— begin Available data —

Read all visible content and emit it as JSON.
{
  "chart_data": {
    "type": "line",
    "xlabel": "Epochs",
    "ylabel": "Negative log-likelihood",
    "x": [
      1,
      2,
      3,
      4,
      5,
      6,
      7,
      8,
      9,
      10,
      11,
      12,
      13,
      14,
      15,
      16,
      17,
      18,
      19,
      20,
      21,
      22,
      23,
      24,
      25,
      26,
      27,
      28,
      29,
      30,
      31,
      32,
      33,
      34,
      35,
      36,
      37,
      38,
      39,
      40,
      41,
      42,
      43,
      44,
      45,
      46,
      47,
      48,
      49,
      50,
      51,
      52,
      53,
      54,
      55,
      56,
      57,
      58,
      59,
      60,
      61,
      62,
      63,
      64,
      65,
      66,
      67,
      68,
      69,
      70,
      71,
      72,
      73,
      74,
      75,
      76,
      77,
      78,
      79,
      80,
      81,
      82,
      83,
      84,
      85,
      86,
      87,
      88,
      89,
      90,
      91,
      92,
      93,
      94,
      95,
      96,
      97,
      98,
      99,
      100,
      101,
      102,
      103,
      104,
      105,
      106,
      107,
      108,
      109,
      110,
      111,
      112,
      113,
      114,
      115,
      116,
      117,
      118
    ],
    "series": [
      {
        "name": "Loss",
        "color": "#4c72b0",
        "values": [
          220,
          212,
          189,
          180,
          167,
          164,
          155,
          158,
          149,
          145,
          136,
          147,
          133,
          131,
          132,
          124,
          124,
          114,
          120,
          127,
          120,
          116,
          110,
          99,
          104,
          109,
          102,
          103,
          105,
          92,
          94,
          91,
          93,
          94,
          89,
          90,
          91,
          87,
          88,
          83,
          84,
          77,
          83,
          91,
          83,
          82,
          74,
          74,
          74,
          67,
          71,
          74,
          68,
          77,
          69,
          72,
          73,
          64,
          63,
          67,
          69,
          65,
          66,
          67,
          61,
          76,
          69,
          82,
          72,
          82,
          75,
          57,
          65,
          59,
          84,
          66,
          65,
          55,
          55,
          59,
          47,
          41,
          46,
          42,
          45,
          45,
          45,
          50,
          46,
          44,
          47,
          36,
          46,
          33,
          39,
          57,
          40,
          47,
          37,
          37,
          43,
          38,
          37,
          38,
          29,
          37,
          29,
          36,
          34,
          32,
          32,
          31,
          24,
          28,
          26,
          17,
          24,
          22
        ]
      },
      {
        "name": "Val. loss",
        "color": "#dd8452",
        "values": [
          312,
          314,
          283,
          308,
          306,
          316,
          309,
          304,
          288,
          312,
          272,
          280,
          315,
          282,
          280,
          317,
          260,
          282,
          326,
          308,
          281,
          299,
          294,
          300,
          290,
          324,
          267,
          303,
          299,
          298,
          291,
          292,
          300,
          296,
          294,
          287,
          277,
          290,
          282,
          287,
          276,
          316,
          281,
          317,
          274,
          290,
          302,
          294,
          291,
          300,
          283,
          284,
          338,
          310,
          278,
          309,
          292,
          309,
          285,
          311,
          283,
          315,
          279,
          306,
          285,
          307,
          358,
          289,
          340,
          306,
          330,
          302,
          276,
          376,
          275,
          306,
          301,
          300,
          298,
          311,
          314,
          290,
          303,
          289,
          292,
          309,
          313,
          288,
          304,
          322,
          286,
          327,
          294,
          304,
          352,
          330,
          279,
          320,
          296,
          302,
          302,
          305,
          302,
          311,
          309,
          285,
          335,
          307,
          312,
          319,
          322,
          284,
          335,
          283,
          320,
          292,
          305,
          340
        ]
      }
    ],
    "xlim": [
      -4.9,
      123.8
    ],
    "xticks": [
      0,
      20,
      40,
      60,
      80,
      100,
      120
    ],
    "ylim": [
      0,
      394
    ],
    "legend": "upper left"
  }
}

— end Available data —

## Written instruction
Retype the data exactly as given.

## The result
Read all visible content and emit it as JSON.
{
  "chart_data": {
    "type": "line",
    "xlabel": "Epochs",
    "ylabel": "Negative log-likelihood",
    "x": [
      1,
      2,
      3,
      4,
      5,
      6,
      7,
      8,
      9,
      10,
      11,
      12,
      13,
      14,
      15,
      16,
      17,
      18,
      19,
      20,
      21,
      22,
      23,
      24,
      25,
      26,
      27,
      28,
      29,
      30,
      31,
      32,
      33,
      34,
      35,
      36,
      37,
      38,
      39,
      40,
      41,
      42,
      43,
      44,
      45,
      46,
      47,
      48,
      49,
      50,
      51,
      52,
      53,
      54,
      55,
      56,
      57,
      58,
      59,
      60,
      61,
      62,
      63,
      64,
      65,
      66,
      67,
      68,
      69,
      70,
      71,
      72,
      73,
      74,
      75,
      76,
      77,
      78,
      79,
      80,
      81,
      82,
      83,
      84,
      85,
      86,
      87,
      88,
      89,
      90,
      91,
      92,
      93,
      94,
      95,
      96,
      97,
      98,
      99,
      100,
      101,
      102,
      103,
      104,
      105,
      106,
      107,
      108,
      109,
      110,
      111,
      112,
      113,
      114,
      115,
      116,
      117,
      118
    ],
    "series": [
      {
        "name": "Loss",
        "color": "#4c72b0",
        "values": [
          220,
          212,
          189,
          180,
          167,
          164,
          155,
          158,
          149,
          145,
          136,
          147,
          133,
          131,
          132,
          124,
          124,
          114,
          120,
          127,
          120,
          116,
          110,
          99,
          104,
          109,
          102,
          103,
          105,
          92,
          94,
          91,
          93,
          94,
          89,
          90,
          91,
          87,
          88,
          83,
          84,
          77,
          83,
          91,
          83,
          82,
          74,
          74,
          74,
          67,
          71,
          74,
          68,
          77,
          69,
          72,
          73,
          64,
          63,
          67,
          69,
          65,
          66,
          67,
          61,
          76,
          69,
          82,
          72,
          82,
          75,
          57,
          65,
          59,
          84,
          66,
          65,
          55,
          55,
          59,
          47,
          41,
          46,
          42,
          45,
          45,
          45,
          50,
          46,
          44,
          47,
          36,
          46,
          33,
          39,
          57,
          40,
          47,
          37,
          37,
          43,
          38,
          37,
          38,
          29,
          37,
          29,
          36,
          34,
          32,
          32,
          31,
          24,
          28,
          26,
          17,
          24,
          22
        ]
      },
      {
        "name": "Val. loss",
        "color": "#dd8452",
        "values": [
          312,
          314,
          283,
          308,
          306,
          316,
          309,
          304,
          288,
          312,
          272,
          280,
          315,
          282,
          280,
          317,
          260,
          282,
          326,
          308,
          281,
          299,
          294,
          300,
          290,
          324,
          267,
          303,
          299,
          298,
          291,
          292,
          300,
          296,
          294,
          287,
          277,
          290,
          282,
          287,
          276,
          316,
          281,
          317,
          274,
          290,
          302,
          294,
          291,
          300,
          283,
          284,
          338,
          310,
          278,
          309,
          292,
          309,
          285,
          311,
          283,
          315,
          279,
          306,
          285,
          307,
          358,
          289,
          340,
          306,
          330,
          302,
          276,
          376,
          275,
          306,
          301,
          300,
          298,
          311,
          314,
          290,
          303,
          289,
          292,
          309,
          313,
          288,
          304,
          322,
          286,
          327,
          294,
          304,
          352,
          330,
          279,
          320,
          296,
          302,
          302,
          305,
          302,
          311,
          309,
          285,
          335,
          307,
          312,
          319,
          322,
          284,
          335,
          283,
          320,
          292,
          305,
          340
        ]
      }
    ],
    "xlim": [
      -4.9,
      123.8
    ],
    "xticks": [
      0,
      20,
      40,
      60,
      80,
      100,
      120
    ],
    "ylim": [
      0,
      394
    ],
    "legend": "upper left"
  }
}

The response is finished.